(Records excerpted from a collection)
----------

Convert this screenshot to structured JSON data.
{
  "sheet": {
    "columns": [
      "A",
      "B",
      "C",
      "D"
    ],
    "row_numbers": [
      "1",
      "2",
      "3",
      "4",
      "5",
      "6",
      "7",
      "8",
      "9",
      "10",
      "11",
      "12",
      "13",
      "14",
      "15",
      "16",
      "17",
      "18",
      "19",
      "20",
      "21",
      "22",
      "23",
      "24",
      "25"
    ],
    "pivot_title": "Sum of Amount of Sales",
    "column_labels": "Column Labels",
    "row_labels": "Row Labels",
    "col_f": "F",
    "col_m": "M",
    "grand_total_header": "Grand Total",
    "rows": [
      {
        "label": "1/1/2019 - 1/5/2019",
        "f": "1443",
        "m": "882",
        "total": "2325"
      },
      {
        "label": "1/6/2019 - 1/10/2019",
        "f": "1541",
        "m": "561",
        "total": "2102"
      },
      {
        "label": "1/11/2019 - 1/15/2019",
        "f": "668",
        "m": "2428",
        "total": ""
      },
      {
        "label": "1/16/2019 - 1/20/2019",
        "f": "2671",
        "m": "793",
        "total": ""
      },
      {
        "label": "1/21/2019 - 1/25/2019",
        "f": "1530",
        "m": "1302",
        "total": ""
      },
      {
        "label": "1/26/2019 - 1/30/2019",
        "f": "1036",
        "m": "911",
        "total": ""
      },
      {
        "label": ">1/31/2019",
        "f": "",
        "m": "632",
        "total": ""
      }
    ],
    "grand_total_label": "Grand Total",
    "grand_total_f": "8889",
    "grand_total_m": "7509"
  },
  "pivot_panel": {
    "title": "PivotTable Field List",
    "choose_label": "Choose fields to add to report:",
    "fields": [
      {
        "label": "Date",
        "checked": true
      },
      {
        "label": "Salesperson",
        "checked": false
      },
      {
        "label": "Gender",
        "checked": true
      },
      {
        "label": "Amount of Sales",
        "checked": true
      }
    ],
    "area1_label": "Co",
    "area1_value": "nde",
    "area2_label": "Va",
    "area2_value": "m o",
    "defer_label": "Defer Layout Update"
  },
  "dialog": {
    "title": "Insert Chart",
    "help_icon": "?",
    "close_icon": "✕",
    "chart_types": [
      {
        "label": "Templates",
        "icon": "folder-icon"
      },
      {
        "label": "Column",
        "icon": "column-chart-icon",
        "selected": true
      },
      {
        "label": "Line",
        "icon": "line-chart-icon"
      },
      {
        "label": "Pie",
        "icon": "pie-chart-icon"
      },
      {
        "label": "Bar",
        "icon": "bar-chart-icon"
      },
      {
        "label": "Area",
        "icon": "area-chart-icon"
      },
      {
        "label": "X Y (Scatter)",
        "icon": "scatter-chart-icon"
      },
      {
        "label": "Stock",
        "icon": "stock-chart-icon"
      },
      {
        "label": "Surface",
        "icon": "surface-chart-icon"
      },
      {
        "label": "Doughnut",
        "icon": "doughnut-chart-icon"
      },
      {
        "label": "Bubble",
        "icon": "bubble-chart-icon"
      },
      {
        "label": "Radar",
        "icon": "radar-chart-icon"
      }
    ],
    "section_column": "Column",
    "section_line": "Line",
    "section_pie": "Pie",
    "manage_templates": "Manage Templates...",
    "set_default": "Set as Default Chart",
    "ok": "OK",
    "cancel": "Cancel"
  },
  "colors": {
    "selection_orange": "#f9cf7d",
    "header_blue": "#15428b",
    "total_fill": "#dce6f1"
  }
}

----------

## EXERCISE PROMPT
Look over the listing above. Pick out and copy every line that includes "Amount".

## SOLUTION TO THIS EXERCISE
    "pivot_title": "Sum of Amount of Sales",
        "label": "Amount of Sales",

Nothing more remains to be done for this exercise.